**Exercise prompt**. Leave out the pictures and copy each record below exactly.

**Rows**.

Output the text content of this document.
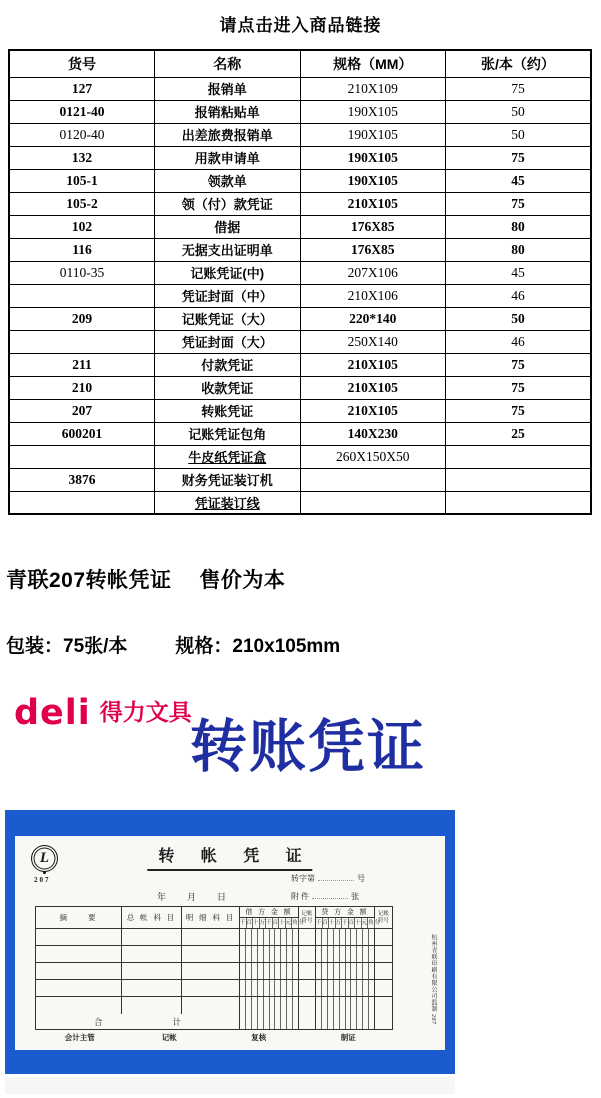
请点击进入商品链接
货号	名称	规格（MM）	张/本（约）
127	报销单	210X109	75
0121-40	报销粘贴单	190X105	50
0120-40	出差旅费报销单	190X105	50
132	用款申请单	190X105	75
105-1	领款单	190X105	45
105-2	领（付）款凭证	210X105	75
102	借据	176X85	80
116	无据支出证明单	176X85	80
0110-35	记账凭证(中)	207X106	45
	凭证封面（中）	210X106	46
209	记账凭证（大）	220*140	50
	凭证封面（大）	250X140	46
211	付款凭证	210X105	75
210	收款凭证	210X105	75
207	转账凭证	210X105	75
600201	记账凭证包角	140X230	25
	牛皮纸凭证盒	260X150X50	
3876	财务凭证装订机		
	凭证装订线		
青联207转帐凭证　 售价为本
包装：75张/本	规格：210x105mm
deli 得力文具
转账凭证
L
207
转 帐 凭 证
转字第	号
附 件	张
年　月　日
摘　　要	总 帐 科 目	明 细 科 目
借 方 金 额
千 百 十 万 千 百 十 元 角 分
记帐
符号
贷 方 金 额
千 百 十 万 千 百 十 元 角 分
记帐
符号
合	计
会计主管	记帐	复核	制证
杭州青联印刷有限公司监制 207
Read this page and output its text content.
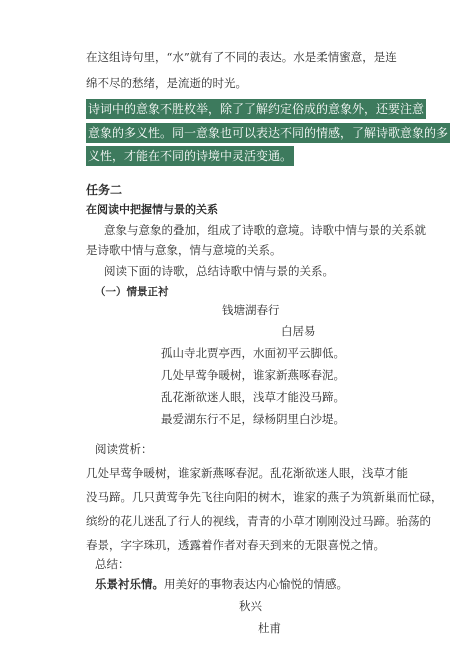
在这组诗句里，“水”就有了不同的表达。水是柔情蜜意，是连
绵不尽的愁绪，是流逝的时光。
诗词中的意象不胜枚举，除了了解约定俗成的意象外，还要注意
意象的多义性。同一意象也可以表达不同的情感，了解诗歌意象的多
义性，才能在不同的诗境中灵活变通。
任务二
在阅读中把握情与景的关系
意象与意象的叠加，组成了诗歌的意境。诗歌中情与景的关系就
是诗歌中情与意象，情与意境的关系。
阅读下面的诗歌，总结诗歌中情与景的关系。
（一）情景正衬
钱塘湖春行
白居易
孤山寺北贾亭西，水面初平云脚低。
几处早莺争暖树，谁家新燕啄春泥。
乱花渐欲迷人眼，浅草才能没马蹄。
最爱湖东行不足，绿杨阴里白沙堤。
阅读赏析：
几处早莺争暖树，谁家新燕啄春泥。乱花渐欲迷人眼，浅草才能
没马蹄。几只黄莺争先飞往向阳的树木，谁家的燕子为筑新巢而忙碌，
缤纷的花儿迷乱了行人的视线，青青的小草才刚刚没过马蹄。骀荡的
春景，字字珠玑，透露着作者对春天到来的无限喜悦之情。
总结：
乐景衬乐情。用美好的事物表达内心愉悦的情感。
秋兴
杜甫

**Result of this task**.
Output the text content of this document.
请点击进入商品链接
货号	名称	规格（MM）	张/本（约）
127	报销单	210X109	75
0121-40	报销粘贴单	190X105	50
0120-40	出差旅费报销单	190X105	50
132	用款申请单	190X105	75
105-1	领款单	190X105	45
105-2	领（付）款凭证	210X105	75
102	借据	176X85	80
116	无据支出证明单	176X85	80
0110-35	记账凭证(中)	207X106	45
	凭证封面（中）	210X106	46
209	记账凭证（大）	220*140	50
	凭证封面（大）	250X140	46
211	付款凭证	210X105	75
210	收款凭证	210X105	75
207	转账凭证	210X105	75
600201	记账凭证包角	140X230	25
	牛皮纸凭证盒	260X150X50	
3876	财务凭证装订机		
	凭证装订线		
青联207转帐凭证　 售价为本
包装：75张/本	规格：210x105mm
deli 得力文具
转账凭证
L
207
转 帐 凭 证
转字第	号
附 件	张
年　月　日
摘　　要	总 帐 科 目	明 细 科 目
借 方 金 额
千 百 十 万 千 百 十 元 角 分
记帐
符号
贷 方 金 额
千 百 十 万 千 百 十 元 角 分
记帐
符号
合	计
会计主管	记帐	复核	制证
杭州青联印刷有限公司监制 207
Read this page and output its text content.
在这组诗句里，“水”就有了不同的表达。水是柔情蜜意，是连
绵不尽的愁绪，是流逝的时光。
诗词中的意象不胜枚举，除了了解约定俗成的意象外，还要注意
意象的多义性。同一意象也可以表达不同的情感，了解诗歌意象的多
义性，才能在不同的诗境中灵活变通。
任务二
在阅读中把握情与景的关系
意象与意象的叠加，组成了诗歌的意境。诗歌中情与景的关系就
是诗歌中情与意象，情与意境的关系。
阅读下面的诗歌，总结诗歌中情与景的关系。
（一）情景正衬
钱塘湖春行
白居易
孤山寺北贾亭西，水面初平云脚低。
几处早莺争暖树，谁家新燕啄春泥。
乱花渐欲迷人眼，浅草才能没马蹄。
最爱湖东行不足，绿杨阴里白沙堤。
阅读赏析：
几处早莺争暖树，谁家新燕啄春泥。乱花渐欲迷人眼，浅草才能
没马蹄。几只黄莺争先飞往向阳的树木，谁家的燕子为筑新巢而忙碌，
缤纷的花儿迷乱了行人的视线，青青的小草才刚刚没过马蹄。骀荡的
春景，字字珠玑，透露着作者对春天到来的无限喜悦之情。
总结：
乐景衬乐情。用美好的事物表达内心愉悦的情感。
秋兴
杜甫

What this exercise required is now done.